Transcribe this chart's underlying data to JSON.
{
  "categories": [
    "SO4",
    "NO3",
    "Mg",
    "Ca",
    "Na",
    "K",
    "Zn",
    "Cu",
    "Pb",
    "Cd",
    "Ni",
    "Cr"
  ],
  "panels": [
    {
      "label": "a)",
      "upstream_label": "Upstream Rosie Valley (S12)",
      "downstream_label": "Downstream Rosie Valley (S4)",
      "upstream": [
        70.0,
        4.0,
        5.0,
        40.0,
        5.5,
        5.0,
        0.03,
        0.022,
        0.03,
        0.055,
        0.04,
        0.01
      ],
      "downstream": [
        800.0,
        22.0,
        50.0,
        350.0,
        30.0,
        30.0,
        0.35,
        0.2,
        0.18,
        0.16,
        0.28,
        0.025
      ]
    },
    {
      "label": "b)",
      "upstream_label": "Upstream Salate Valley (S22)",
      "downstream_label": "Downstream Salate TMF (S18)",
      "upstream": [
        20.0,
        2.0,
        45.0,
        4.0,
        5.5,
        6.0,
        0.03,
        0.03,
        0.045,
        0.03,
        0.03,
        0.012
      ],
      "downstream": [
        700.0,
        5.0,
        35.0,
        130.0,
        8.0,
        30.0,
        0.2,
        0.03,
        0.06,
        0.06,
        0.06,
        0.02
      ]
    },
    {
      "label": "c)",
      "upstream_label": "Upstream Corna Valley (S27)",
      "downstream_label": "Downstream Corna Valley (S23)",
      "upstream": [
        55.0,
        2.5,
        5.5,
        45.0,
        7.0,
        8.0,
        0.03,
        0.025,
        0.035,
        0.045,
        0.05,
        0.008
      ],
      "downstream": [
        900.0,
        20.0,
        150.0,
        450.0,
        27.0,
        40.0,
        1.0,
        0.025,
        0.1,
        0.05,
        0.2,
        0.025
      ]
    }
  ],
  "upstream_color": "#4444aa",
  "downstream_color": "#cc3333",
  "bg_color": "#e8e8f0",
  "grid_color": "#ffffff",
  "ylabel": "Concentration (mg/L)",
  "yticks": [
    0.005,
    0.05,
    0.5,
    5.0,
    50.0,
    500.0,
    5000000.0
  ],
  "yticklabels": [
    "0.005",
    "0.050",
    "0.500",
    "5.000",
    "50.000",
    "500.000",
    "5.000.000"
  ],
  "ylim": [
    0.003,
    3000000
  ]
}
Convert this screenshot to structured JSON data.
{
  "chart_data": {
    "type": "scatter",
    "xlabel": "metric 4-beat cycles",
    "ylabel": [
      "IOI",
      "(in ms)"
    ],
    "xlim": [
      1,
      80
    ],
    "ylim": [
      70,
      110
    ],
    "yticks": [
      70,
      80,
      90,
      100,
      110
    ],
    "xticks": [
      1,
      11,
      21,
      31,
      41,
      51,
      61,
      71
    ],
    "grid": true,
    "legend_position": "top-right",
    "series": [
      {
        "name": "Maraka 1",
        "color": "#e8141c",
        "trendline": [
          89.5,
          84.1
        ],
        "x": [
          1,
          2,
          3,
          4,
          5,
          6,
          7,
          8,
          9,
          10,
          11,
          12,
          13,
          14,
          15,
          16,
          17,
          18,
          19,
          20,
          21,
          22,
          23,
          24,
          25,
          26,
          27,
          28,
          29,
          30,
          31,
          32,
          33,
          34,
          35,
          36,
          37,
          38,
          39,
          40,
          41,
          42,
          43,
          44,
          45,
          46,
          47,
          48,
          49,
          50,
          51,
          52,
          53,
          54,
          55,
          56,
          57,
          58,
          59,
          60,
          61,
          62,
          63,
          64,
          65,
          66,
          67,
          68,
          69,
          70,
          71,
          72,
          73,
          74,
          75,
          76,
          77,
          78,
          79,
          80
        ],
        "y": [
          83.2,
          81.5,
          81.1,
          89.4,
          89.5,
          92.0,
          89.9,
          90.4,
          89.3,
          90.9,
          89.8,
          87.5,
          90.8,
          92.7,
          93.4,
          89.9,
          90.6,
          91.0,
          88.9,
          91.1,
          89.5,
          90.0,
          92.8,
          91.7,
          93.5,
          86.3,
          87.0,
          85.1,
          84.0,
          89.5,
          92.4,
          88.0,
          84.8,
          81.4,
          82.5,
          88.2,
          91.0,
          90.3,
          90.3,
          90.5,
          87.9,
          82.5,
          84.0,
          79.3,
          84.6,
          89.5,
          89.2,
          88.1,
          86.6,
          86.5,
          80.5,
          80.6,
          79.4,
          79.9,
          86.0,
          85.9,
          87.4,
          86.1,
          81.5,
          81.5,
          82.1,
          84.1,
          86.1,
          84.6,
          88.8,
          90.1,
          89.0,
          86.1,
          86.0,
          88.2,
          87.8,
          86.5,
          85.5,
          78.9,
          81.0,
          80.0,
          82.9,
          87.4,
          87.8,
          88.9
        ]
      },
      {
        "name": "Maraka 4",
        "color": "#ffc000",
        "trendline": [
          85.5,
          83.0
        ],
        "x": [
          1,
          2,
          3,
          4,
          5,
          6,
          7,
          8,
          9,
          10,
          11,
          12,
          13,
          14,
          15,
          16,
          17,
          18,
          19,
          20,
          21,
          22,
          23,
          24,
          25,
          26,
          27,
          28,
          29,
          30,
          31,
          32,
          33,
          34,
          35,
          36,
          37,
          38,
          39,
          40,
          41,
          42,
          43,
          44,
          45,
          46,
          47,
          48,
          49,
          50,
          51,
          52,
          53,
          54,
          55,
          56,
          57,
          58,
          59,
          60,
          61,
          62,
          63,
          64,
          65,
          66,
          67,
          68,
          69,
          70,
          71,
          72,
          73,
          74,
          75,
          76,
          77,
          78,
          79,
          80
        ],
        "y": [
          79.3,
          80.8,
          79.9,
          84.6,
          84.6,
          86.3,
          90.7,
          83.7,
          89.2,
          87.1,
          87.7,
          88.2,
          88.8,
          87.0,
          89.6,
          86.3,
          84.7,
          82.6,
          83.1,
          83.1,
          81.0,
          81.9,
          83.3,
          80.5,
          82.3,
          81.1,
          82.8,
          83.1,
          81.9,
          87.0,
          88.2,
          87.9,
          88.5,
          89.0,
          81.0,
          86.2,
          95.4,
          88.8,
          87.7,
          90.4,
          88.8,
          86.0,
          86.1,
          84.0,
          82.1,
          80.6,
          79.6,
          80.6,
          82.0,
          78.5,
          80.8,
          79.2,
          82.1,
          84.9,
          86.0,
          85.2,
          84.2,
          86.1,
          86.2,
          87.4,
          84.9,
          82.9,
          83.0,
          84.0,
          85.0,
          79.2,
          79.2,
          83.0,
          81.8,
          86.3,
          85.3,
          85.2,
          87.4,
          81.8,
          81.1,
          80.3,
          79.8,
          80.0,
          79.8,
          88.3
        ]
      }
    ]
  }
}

GOAL OF THE EXERCISE:
Your task is to report how many lines of the material include the string "JSON". Give the number and no other words.

SOLVED PROBLEM:
2